Copy every line of the listing that follows exactly as it appears.

++++ Source records ++++

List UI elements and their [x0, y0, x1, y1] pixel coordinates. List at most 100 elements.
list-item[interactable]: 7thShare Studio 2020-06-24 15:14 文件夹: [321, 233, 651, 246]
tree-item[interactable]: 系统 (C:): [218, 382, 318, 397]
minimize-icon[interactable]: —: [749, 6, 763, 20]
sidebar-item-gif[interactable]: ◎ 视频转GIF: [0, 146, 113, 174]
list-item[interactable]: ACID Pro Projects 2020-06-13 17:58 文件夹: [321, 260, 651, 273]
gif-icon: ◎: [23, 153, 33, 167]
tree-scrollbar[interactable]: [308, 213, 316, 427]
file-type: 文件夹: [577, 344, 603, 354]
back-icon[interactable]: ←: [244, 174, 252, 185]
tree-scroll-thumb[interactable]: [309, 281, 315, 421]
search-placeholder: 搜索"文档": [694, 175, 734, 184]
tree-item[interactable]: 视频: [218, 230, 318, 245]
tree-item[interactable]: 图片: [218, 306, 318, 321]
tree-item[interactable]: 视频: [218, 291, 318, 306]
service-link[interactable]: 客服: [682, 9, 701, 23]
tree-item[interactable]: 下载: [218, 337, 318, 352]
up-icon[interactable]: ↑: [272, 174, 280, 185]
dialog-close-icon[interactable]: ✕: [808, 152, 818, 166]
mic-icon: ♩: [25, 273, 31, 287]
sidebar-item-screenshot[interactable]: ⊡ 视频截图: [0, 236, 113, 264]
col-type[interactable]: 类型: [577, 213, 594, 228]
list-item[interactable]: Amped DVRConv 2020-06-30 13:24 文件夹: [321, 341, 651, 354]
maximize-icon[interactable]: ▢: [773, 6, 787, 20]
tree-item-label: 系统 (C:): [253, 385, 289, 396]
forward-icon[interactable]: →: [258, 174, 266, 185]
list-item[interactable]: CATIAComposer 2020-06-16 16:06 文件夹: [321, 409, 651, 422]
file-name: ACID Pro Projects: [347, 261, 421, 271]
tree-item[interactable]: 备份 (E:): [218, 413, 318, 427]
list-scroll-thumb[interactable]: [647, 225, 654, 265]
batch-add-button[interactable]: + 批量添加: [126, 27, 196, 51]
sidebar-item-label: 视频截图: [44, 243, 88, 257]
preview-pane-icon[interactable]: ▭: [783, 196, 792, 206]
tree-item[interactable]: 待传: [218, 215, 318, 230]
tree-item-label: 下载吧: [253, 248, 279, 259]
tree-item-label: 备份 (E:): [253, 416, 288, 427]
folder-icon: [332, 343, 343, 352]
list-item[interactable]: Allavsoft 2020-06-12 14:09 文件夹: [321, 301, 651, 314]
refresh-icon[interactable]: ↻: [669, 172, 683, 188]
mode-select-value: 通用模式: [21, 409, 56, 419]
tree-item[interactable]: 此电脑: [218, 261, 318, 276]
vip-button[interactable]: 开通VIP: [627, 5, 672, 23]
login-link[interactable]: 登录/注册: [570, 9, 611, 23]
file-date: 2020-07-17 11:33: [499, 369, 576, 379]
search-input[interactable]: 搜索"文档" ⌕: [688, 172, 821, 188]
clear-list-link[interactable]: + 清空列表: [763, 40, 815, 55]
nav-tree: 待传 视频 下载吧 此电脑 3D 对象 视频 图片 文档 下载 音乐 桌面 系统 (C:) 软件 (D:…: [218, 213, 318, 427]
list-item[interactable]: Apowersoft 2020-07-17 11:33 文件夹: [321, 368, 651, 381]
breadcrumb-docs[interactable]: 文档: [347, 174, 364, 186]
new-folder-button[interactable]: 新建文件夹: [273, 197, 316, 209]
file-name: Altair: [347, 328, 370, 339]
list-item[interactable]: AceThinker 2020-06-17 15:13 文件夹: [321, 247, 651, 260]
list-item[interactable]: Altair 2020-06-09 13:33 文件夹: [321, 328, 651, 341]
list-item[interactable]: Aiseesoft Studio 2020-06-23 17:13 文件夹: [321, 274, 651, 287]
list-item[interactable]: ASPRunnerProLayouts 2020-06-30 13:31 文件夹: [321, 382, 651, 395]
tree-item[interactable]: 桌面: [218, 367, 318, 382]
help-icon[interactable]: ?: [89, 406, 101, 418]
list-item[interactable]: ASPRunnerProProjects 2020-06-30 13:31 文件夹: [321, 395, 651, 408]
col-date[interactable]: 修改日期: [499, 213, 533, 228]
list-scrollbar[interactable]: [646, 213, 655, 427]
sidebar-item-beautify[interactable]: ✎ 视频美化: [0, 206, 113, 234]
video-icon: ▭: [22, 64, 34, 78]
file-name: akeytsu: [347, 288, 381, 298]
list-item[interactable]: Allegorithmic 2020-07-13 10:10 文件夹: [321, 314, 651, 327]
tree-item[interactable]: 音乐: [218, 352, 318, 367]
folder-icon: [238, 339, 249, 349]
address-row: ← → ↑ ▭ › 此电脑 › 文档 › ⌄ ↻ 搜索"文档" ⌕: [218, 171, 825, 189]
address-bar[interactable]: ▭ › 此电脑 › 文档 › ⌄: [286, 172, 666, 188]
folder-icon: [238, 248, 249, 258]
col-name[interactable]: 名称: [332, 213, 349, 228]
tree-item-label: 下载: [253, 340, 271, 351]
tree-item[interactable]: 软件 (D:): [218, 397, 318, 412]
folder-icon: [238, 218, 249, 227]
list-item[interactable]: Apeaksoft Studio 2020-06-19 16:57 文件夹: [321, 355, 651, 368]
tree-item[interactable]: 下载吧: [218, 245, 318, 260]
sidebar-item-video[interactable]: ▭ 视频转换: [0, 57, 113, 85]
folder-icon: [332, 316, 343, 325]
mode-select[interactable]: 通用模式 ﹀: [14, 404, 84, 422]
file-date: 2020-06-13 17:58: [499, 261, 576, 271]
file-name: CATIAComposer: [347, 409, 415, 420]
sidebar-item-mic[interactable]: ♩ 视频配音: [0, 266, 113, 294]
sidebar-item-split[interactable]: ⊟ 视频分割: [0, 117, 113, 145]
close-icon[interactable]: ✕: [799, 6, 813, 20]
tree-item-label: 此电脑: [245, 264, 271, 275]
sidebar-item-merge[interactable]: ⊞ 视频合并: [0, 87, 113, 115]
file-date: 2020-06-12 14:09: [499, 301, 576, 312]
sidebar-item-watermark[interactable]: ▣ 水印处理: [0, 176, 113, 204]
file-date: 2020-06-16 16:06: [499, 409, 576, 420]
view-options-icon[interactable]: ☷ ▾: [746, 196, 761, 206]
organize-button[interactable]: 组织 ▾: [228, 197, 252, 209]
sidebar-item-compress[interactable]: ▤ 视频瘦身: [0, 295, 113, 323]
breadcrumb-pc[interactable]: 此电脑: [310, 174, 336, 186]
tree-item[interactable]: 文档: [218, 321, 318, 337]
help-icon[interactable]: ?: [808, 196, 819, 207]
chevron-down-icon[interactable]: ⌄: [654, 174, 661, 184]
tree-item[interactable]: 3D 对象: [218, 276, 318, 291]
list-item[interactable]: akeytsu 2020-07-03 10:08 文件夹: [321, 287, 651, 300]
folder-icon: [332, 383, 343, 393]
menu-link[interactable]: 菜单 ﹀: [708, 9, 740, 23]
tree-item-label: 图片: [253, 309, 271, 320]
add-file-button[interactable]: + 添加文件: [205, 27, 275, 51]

++++

### Worked answer
List UI elements and their [x0, y0, x1, y1] pixel coordinates. List at most 100 elements.
list-item[interactable]: 7thShare Studio 2020-06-24 15:14 文件夹: [321, 233, 651, 246]
tree-item[interactable]: 系统 (C:): [218, 382, 318, 397]
minimize-icon[interactable]: —: [749, 6, 763, 20]
sidebar-item-gif[interactable]: ◎ 视频转GIF: [0, 146, 113, 174]
list-item[interactable]: ACID Pro Projects 2020-06-13 17:58 文件夹: [321, 260, 651, 273]
gif-icon: ◎: [23, 153, 33, 167]
tree-scrollbar[interactable]: [308, 213, 316, 427]
file-type: 文件夹: [577, 344, 603, 354]
back-icon[interactable]: ←: [244, 174, 252, 185]
tree-scroll-thumb[interactable]: [309, 281, 315, 421]
search-placeholder: 搜索"文档": [694, 175, 734, 184]
tree-item[interactable]: 视频: [218, 230, 318, 245]
tree-item[interactable]: 图片: [218, 306, 318, 321]
tree-item[interactable]: 视频: [218, 291, 318, 306]
service-link[interactable]: 客服: [682, 9, 701, 23]
tree-item[interactable]: 下载: [218, 337, 318, 352]
up-icon[interactable]: ↑: [272, 174, 280, 185]
dialog-close-icon[interactable]: ✕: [808, 152, 818, 166]
mic-icon: ♩: [25, 273, 31, 287]
sidebar-item-screenshot[interactable]: ⊡ 视频截图: [0, 236, 113, 264]
col-type[interactable]: 类型: [577, 213, 594, 228]
list-item[interactable]: Amped DVRConv 2020-06-30 13:24 文件夹: [321, 341, 651, 354]
maximize-icon[interactable]: ▢: [773, 6, 787, 20]
tree-item-label: 系统 (C:): [253, 385, 289, 396]
forward-icon[interactable]: →: [258, 174, 266, 185]
list-item[interactable]: CATIAComposer 2020-06-16 16:06 文件夹: [321, 409, 651, 422]
file-name: ACID Pro Projects: [347, 261, 421, 271]
tree-item[interactable]: 备份 (E:): [218, 413, 318, 427]
list-scroll-thumb[interactable]: [647, 225, 654, 265]
batch-add-button[interactable]: + 批量添加: [126, 27, 196, 51]
sidebar-item-label: 视频截图: [44, 243, 88, 257]
preview-pane-icon[interactable]: ▭: [783, 196, 792, 206]
tree-item[interactable]: 待传: [218, 215, 318, 230]
tree-item-label: 下载吧: [253, 248, 279, 259]
tree-item-label: 备份 (E:): [253, 416, 288, 427]
folder-icon: [332, 343, 343, 352]
list-item[interactable]: Allavsoft 2020-06-12 14:09 文件夹: [321, 301, 651, 314]
refresh-icon[interactable]: ↻: [669, 172, 683, 188]
mode-select-value: 通用模式: [21, 409, 56, 419]
tree-item[interactable]: 此电脑: [218, 261, 318, 276]
vip-button[interactable]: 开通VIP: [627, 5, 672, 23]
login-link[interactable]: 登录/注册: [570, 9, 611, 23]
file-date: 2020-07-17 11:33: [499, 369, 576, 379]
search-input[interactable]: 搜索"文档" ⌕: [688, 172, 821, 188]
clear-list-link[interactable]: + 清空列表: [763, 40, 815, 55]
nav-tree: 待传 视频 下载吧 此电脑 3D 对象 视频 图片 文档 下载 音乐 桌面 系统 (C:) 软件 (D:…: [218, 213, 318, 427]
list-item[interactable]: Apowersoft 2020-07-17 11:33 文件夹: [321, 368, 651, 381]
breadcrumb-docs[interactable]: 文档: [347, 174, 364, 186]
new-folder-button[interactable]: 新建文件夹: [273, 197, 316, 209]
file-name: Altair: [347, 328, 370, 339]
list-item[interactable]: AceThinker 2020-06-17 15:13 文件夹: [321, 247, 651, 260]
list-item[interactable]: Altair 2020-06-09 13:33 文件夹: [321, 328, 651, 341]
list-item[interactable]: Aiseesoft Studio 2020-06-23 17:13 文件夹: [321, 274, 651, 287]
list-item[interactable]: ASPRunnerProLayouts 2020-06-30 13:31 文件夹: [321, 382, 651, 395]
tree-item[interactable]: 桌面: [218, 367, 318, 382]
help-icon[interactable]: ?: [89, 406, 101, 418]
list-item[interactable]: ASPRunnerProProjects 2020-06-30 13:31 文件夹: [321, 395, 651, 408]
col-date[interactable]: 修改日期: [499, 213, 533, 228]
list-scrollbar[interactable]: [646, 213, 655, 427]
sidebar-item-beautify[interactable]: ✎ 视频美化: [0, 206, 113, 234]
video-icon: ▭: [22, 64, 34, 78]
file-name: akeytsu: [347, 288, 381, 298]
list-item[interactable]: Allegorithmic 2020-07-13 10:10 文件夹: [321, 314, 651, 327]
tree-item[interactable]: 音乐: [218, 352, 318, 367]
folder-icon: [238, 339, 249, 349]
address-row: ← → ↑ ▭ › 此电脑 › 文档 › ⌄ ↻ 搜索"文档" ⌕: [218, 171, 825, 189]
address-bar[interactable]: ▭ › 此电脑 › 文档 › ⌄: [286, 172, 666, 188]
folder-icon: [238, 248, 249, 258]
col-name[interactable]: 名称: [332, 213, 349, 228]
tree-item-label: 下载: [253, 340, 271, 351]
tree-item[interactable]: 软件 (D:): [218, 397, 318, 412]
folder-icon: [238, 218, 249, 227]
list-item[interactable]: Apeaksoft Studio 2020-06-19 16:57 文件夹: [321, 355, 651, 368]
tree-item[interactable]: 下载吧: [218, 245, 318, 260]
sidebar-item-video[interactable]: ▭ 视频转换: [0, 57, 113, 85]
folder-icon: [332, 316, 343, 325]
mode-select[interactable]: 通用模式 ﹀: [14, 404, 84, 422]
file-date: 2020-06-13 17:58: [499, 261, 576, 271]
file-name: CATIAComposer: [347, 409, 415, 420]
sidebar-item-mic[interactable]: ♩ 视频配音: [0, 266, 113, 294]
sidebar-item-split[interactable]: ⊟ 视频分割: [0, 117, 113, 145]
close-icon[interactable]: ✕: [799, 6, 813, 20]
tree-item-label: 此电脑: [245, 264, 271, 275]
sidebar-item-merge[interactable]: ⊞ 视频合并: [0, 87, 113, 115]
file-date: 2020-06-12 14:09: [499, 301, 576, 312]
sidebar-item-watermark[interactable]: ▣ 水印处理: [0, 176, 113, 204]
file-date: 2020-06-16 16:06: [499, 409, 576, 420]
view-options-icon[interactable]: ☷ ▾: [746, 196, 761, 206]
organize-button[interactable]: 组织 ▾: [228, 197, 252, 209]
sidebar-item-compress[interactable]: ▤ 视频瘦身: [0, 295, 113, 323]
breadcrumb-pc[interactable]: 此电脑: [310, 174, 336, 186]
tree-item[interactable]: 文档: [218, 321, 318, 337]
help-icon[interactable]: ?: [808, 196, 819, 207]
chevron-down-icon[interactable]: ⌄: [654, 174, 661, 184]
tree-item[interactable]: 3D 对象: [218, 276, 318, 291]
list-item[interactable]: akeytsu 2020-07-03 10:08 文件夹: [321, 287, 651, 300]
folder-icon: [332, 383, 343, 393]
menu-link[interactable]: 菜单 ﹀: [708, 9, 740, 23]
tree-item-label: 图片: [253, 309, 271, 320]
add-file-button[interactable]: + 添加文件: [205, 27, 275, 51]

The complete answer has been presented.